Exercise task: Report the number of lines containing "老师业绩", with no other words.
--- Start Exercise material ---
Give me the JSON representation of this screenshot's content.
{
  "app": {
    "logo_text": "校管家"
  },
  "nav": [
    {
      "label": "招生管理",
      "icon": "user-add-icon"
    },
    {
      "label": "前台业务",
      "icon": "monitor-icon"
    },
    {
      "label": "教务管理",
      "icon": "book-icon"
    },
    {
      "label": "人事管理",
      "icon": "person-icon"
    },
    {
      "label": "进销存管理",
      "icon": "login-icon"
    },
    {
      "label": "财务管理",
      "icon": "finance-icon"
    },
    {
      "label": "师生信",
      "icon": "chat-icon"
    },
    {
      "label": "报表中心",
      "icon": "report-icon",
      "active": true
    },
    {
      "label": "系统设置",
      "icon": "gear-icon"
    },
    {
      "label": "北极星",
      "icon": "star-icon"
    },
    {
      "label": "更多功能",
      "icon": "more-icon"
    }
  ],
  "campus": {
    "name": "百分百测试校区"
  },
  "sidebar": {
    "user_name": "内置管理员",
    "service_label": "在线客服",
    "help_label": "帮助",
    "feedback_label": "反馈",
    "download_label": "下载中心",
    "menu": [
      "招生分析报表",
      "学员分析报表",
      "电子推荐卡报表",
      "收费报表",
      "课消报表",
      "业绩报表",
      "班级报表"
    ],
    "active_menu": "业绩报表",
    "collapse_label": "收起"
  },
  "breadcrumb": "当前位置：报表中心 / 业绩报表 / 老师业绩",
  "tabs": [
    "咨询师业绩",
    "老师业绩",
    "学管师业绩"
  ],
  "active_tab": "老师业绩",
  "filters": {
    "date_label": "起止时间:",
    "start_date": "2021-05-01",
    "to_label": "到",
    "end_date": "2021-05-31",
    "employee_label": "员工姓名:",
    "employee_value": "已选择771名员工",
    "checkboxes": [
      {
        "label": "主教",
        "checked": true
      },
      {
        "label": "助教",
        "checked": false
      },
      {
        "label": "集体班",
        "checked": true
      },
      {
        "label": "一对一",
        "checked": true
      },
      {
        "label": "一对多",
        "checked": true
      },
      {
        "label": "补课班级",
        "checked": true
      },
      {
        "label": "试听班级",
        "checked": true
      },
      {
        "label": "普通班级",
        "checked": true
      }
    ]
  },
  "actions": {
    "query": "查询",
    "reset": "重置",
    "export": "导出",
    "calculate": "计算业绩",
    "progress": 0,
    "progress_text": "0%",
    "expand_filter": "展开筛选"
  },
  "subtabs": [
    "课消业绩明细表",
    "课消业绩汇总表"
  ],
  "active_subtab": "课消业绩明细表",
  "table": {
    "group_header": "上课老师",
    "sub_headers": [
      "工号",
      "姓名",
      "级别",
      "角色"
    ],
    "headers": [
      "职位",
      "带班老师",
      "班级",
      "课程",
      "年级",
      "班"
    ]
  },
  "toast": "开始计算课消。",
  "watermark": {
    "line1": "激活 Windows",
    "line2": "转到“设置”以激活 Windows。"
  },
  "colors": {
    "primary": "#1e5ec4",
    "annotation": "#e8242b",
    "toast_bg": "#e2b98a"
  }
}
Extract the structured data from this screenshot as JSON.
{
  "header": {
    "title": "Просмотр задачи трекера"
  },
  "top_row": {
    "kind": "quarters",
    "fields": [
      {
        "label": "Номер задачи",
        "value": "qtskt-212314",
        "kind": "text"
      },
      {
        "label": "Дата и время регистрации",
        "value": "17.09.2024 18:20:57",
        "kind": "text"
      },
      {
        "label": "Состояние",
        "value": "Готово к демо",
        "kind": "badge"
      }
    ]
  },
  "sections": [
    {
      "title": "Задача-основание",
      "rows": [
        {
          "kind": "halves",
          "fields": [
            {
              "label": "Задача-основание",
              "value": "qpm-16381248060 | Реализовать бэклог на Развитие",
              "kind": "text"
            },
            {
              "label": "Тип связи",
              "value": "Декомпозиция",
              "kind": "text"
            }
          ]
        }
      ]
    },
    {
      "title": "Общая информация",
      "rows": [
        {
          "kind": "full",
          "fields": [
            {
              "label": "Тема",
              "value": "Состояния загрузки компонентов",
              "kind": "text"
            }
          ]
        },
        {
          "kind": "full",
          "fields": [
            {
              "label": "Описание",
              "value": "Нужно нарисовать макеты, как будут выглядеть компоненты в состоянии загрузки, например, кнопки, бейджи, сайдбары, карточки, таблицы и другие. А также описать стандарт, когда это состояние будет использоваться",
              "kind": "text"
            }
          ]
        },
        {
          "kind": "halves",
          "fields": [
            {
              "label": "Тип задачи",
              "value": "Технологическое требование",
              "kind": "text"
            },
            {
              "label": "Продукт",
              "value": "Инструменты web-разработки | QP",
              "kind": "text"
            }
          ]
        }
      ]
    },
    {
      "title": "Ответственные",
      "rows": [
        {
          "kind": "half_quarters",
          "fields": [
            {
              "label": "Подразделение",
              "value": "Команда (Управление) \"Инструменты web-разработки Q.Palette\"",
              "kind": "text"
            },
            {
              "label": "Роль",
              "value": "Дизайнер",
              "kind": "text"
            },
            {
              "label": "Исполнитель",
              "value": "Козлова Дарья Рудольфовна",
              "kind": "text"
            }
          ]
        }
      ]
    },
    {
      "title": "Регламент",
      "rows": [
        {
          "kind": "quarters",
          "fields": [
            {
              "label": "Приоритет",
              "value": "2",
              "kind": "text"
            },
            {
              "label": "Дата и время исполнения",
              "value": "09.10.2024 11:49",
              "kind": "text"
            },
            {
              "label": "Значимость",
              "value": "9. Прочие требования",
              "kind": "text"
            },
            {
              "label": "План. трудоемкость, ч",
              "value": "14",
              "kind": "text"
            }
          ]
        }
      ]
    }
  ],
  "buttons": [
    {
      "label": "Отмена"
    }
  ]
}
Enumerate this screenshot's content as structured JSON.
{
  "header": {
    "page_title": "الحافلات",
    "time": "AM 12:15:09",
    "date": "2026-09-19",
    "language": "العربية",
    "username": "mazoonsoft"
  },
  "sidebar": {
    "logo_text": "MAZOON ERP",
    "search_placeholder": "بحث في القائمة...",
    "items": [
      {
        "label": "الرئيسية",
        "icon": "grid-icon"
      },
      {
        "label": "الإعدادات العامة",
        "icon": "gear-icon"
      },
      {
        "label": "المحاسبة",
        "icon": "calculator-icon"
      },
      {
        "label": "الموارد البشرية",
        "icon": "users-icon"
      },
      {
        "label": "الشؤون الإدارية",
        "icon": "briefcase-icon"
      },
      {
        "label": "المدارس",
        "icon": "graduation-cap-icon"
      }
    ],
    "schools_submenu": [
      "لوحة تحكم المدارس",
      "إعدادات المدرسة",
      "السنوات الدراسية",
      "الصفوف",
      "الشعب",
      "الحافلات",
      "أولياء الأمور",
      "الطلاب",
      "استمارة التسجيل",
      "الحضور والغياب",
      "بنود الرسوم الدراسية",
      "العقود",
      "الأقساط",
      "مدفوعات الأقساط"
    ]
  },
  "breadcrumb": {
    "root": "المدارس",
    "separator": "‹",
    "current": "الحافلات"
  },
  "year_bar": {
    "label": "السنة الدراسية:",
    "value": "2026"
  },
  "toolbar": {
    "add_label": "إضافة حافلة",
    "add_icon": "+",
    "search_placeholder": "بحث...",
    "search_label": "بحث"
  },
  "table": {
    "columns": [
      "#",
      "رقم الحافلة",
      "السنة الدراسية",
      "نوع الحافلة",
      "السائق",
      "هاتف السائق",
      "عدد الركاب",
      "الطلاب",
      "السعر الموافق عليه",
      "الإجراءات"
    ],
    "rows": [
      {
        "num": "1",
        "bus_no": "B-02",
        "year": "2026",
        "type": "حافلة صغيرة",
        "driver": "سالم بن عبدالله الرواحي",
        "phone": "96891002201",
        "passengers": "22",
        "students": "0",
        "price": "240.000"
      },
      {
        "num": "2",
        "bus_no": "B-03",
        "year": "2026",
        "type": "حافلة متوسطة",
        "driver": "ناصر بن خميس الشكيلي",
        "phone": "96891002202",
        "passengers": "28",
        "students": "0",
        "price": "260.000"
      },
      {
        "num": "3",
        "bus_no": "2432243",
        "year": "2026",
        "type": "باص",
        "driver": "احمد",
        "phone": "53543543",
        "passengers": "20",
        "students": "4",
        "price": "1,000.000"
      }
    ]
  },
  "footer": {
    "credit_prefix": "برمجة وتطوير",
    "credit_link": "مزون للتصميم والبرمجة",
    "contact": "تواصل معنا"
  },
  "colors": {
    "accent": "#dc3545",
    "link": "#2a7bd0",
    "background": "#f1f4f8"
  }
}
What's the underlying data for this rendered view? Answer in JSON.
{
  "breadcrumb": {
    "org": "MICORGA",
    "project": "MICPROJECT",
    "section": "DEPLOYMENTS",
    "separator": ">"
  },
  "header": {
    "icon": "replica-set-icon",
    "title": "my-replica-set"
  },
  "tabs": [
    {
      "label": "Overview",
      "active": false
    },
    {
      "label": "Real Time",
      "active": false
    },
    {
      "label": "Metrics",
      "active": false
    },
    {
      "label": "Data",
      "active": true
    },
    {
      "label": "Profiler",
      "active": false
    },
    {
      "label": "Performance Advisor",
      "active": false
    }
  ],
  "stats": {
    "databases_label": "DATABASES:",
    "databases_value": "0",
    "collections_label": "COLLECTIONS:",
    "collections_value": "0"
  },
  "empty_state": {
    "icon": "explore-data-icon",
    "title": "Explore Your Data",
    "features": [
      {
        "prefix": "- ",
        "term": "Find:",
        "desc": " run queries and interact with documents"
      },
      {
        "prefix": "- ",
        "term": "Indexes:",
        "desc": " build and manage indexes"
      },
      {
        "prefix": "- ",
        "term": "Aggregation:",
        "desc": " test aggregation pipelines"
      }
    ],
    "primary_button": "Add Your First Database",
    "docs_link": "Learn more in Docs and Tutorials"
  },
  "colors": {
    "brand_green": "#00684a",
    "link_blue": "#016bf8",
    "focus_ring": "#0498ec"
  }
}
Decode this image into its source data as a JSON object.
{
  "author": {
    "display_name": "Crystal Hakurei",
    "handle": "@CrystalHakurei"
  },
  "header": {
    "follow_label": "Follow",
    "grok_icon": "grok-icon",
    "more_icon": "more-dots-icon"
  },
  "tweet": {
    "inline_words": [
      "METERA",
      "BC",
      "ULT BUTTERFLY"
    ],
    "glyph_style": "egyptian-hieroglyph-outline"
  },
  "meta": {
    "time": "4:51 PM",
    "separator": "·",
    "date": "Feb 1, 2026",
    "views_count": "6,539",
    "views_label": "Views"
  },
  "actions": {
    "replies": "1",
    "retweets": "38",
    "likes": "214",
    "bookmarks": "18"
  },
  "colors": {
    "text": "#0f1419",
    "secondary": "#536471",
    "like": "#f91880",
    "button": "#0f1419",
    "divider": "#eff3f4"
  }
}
--- End Exercise material ---
Exercise result: 3